Exercise brief
Repeat, exactly and completely, the entries shown underneath.
---------- Entries shown ----------
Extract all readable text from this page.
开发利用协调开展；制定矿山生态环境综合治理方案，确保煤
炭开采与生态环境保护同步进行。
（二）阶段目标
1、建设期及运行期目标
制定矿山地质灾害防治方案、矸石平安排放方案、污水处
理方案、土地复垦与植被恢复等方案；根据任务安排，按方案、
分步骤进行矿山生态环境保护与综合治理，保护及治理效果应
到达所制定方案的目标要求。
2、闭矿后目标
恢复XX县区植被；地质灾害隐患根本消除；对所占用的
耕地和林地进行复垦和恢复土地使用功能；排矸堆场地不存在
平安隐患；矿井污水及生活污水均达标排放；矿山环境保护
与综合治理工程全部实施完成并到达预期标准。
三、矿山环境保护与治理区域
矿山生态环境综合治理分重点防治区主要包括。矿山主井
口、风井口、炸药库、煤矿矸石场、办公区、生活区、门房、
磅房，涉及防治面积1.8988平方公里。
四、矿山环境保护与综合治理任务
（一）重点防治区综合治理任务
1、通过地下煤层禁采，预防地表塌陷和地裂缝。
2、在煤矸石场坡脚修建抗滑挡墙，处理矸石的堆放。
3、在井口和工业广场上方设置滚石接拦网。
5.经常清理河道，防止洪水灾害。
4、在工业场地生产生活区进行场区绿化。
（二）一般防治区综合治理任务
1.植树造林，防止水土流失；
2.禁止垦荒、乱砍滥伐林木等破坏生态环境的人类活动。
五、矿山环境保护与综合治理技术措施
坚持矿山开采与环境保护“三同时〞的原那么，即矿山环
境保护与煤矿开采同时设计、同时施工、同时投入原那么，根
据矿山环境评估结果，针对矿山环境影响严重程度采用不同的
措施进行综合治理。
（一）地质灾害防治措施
----------
Written answer
Extract all readable text from this page.
开发利用协调开展；制定矿山生态环境综合治理方案，确保煤
炭开采与生态环境保护同步进行。
（二）阶段目标
1、建设期及运行期目标
制定矿山地质灾害防治方案、矸石平安排放方案、污水处
理方案、土地复垦与植被恢复等方案；根据任务安排，按方案、
分步骤进行矿山生态环境保护与综合治理，保护及治理效果应
到达所制定方案的目标要求。
2、闭矿后目标
恢复XX县区植被；地质灾害隐患根本消除；对所占用的
耕地和林地进行复垦和恢复土地使用功能；排矸堆场地不存在
平安隐患；矿井污水及生活污水均达标排放；矿山环境保护
与综合治理工程全部实施完成并到达预期标准。
三、矿山环境保护与治理区域
矿山生态环境综合治理分重点防治区主要包括。矿山主井
口、风井口、炸药库、煤矿矸石场、办公区、生活区、门房、
磅房，涉及防治面积1.8988平方公里。
四、矿山环境保护与综合治理任务
（一）重点防治区综合治理任务
1、通过地下煤层禁采，预防地表塌陷和地裂缝。
2、在煤矸石场坡脚修建抗滑挡墙，处理矸石的堆放。
3、在井口和工业广场上方设置滚石接拦网。
5.经常清理河道，防止洪水灾害。
4、在工业场地生产生活区进行场区绿化。
（二）一般防治区综合治理任务
1.植树造林，防止水土流失；
2.禁止垦荒、乱砍滥伐林木等破坏生态环境的人类活动。
五、矿山环境保护与综合治理技术措施
坚持矿山开采与环境保护“三同时〞的原那么，即矿山环
境保护与煤矿开采同时设计、同时施工、同时投入原那么，根
据矿山环境评估结果，针对矿山环境影响严重程度采用不同的
措施进行综合治理。
（一）地质灾害防治措施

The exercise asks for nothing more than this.